Tasks to carry out -
(A) Answer these questions from the article on mRNA vaccines:
(i) What level of protection did the two-dose regimen confer, and in people of what age?
(ii) In which journal did the report appear?
(iii) For how long has mRNA technology been studied, according to public health officials?
(B) List every drug company named in the article on mRNA vaccines.

Selected extract -
__________

Here’s How Pharmacists Can Offer Reassurance on Messenger RNA Vaccines

Fear of the unknown is an issue for many Americans unsure about getting the first COVID-19 vaccines to receive emergency use authorization from the FDA. Because those are the first messenger RNA vaccines approved for use, a lot of questions have been generated. Here is some essential information to help pharmacists answer them accurately and completely.

SYRACUSE, NY – Just days before the Food and Drug Administration granted emergency use authorization for the first vaccine to protect against COVID-19, a published study confirmed that a two-dose regimen of the product conferred 95% protection against SARS-COV2 infection in people 16 or older.

The report in the New England Journal of Medicine also notes that safety over a median of 2 months was similar to that of other viral vaccines for the Pfizer and BioNTech vaccine BNT162b2.

While the report from industry, Argentinean researchers and investigators from the Upstate Medical University in Syracuse, NY, might be reassuring, there is still a question pharmacists will face: What are messenger RNA vaccines—also called mRNA vaccines—and why should I get one?

Both the first vaccine to get an EUA and what is likely to be the second, Moderna’s mRNA-1273, fall into that category. The national Centers for Disease Control and Prevention offered the follow information to help formulate a response.

Public health officials point out that, while mRNA technology is new, it is not unknown, having been studied for more than a decade. Furthermore, they add, mRNA vaccines do not contain a live virus and do not carry a risk of causing disease in the vaccinated person. Finally, the CDC emphasizes that mRNA from the vaccine never enters the nucleus of the cell and does not affect or interact with a person’s DNA.

__________

[Source records]
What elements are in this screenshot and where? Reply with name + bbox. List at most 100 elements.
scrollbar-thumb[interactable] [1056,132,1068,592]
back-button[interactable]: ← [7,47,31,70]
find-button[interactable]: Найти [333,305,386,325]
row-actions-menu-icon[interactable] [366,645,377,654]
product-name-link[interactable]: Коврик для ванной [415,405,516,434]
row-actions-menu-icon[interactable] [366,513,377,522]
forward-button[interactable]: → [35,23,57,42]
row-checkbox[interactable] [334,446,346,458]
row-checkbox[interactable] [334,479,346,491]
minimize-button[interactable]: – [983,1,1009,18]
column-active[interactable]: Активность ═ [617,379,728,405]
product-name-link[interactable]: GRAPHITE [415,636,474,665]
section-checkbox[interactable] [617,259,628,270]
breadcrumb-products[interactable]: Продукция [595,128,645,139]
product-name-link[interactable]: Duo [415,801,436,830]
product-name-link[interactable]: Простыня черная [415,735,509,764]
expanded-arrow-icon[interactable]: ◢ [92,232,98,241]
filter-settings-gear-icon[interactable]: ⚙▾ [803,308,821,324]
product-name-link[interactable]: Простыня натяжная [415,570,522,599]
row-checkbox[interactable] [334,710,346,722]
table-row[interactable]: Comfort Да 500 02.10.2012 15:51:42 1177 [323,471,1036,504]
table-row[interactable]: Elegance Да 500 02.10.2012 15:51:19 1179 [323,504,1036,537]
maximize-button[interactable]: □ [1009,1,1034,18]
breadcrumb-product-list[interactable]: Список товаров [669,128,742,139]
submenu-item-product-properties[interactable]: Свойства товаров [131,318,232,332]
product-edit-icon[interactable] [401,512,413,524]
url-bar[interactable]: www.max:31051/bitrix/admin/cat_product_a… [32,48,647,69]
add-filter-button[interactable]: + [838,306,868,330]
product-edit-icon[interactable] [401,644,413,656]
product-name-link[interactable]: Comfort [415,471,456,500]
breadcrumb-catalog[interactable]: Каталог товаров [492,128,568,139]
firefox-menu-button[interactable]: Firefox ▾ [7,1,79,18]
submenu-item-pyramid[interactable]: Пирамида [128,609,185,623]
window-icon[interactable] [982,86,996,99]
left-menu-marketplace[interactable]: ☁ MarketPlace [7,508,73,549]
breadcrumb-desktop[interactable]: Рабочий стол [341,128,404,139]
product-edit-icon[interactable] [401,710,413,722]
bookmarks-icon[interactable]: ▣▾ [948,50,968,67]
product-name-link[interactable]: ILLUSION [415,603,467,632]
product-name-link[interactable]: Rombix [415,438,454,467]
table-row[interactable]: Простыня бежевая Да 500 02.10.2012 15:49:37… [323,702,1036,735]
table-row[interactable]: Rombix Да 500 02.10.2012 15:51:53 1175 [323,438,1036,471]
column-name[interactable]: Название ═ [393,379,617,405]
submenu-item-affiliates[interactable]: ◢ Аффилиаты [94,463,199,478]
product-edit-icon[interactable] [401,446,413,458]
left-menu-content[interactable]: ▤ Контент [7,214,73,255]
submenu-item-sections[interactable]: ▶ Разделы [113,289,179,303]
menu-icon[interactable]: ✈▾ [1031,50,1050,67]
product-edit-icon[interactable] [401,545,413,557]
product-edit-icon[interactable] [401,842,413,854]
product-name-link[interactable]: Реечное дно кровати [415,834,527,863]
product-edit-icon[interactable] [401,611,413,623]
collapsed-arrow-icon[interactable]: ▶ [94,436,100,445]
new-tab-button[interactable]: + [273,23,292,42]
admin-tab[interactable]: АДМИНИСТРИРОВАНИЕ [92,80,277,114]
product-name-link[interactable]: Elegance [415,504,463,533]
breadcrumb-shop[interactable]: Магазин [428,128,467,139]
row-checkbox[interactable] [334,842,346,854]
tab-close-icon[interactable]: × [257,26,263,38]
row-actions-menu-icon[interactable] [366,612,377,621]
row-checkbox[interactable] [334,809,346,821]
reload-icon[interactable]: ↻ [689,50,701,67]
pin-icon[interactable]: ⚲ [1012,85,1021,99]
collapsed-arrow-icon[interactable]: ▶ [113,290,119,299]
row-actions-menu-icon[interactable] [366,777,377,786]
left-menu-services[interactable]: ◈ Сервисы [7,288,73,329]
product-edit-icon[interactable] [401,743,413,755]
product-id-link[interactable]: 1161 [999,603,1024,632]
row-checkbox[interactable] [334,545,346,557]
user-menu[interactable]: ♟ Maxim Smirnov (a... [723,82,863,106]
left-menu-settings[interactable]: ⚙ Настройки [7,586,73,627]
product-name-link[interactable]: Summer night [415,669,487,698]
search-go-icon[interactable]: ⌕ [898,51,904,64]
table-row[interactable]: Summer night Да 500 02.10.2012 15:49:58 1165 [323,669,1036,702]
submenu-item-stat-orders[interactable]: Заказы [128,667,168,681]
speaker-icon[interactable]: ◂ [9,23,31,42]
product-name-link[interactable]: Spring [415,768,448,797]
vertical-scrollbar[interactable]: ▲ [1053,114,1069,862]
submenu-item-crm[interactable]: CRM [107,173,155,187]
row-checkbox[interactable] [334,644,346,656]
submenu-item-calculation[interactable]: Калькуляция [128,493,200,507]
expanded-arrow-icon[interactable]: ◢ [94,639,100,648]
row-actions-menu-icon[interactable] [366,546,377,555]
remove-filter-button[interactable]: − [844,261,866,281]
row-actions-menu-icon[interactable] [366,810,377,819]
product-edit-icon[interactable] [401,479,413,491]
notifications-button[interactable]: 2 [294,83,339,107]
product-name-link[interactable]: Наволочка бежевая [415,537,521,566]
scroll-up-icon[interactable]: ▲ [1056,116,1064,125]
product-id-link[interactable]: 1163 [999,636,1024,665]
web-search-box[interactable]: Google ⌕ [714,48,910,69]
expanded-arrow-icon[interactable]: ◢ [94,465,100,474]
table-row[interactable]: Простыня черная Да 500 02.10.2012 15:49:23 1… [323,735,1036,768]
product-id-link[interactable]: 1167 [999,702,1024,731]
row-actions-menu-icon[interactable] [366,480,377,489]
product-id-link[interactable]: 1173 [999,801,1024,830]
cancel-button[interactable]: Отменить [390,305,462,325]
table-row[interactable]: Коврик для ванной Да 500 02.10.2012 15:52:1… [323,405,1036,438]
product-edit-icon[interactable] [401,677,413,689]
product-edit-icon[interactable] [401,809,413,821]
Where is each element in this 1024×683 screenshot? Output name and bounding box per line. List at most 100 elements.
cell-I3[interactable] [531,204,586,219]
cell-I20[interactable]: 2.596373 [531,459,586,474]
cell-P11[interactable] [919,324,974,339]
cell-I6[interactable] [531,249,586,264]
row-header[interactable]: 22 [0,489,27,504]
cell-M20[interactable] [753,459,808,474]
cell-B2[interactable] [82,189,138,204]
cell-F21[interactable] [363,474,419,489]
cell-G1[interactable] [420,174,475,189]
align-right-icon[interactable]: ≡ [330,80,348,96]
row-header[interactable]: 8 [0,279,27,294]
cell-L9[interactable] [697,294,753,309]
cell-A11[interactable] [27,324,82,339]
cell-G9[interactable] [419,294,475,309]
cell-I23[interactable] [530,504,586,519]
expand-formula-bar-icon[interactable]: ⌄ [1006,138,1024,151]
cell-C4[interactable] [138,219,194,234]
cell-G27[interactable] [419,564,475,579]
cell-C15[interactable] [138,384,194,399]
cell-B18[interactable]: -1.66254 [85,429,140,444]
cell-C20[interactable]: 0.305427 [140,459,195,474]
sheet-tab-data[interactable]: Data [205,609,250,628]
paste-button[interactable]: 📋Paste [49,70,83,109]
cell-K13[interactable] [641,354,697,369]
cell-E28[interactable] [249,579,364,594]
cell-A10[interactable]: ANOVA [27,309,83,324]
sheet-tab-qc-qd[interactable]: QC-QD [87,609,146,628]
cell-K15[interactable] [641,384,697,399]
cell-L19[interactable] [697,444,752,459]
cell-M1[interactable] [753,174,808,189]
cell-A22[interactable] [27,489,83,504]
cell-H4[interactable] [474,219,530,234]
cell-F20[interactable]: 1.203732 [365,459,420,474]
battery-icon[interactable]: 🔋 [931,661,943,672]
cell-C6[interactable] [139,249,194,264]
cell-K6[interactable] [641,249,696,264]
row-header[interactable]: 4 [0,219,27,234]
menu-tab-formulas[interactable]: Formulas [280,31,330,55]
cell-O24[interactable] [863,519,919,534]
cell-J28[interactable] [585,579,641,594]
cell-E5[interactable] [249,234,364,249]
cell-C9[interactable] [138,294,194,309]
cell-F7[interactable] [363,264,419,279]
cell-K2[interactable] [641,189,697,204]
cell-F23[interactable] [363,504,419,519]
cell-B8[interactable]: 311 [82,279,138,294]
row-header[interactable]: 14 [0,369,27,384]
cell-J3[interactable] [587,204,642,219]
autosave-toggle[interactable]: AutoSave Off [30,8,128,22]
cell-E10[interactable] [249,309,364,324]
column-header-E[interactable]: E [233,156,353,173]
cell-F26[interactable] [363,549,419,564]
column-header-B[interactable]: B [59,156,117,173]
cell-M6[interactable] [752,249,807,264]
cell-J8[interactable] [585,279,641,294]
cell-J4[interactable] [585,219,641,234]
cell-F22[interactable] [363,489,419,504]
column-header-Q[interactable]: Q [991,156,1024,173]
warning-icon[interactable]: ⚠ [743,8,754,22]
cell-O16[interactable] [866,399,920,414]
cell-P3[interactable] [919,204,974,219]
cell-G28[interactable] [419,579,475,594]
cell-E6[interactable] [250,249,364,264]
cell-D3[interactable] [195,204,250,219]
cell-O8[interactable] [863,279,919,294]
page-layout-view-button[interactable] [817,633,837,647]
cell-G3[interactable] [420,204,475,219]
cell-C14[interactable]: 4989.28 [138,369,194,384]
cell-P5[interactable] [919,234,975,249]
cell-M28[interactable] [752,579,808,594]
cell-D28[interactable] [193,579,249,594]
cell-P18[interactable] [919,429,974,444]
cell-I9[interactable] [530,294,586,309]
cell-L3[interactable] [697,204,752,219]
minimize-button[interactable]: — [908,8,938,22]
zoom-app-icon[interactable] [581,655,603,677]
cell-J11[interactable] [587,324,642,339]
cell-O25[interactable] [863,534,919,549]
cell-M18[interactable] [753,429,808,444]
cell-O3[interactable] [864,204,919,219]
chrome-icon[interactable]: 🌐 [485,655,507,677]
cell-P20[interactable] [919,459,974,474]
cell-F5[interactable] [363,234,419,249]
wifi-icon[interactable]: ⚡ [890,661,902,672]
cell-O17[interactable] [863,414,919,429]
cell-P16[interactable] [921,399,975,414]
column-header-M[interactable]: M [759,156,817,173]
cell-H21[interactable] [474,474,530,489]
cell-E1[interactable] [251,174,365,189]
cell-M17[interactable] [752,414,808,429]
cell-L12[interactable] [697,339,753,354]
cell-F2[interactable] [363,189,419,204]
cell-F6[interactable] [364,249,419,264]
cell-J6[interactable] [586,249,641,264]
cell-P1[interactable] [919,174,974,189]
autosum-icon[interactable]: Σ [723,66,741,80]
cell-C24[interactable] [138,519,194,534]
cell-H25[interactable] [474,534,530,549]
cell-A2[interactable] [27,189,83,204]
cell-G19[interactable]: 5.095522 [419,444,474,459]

__________

Task-by-task solutions -
(A)
(i) 95% protection against SARS-COV2 infection in people 16 or older.
(ii) The New England Journal of Medicine.
(iii) For more than a decade.

(B)
Pfizer
BioNTech
Moderna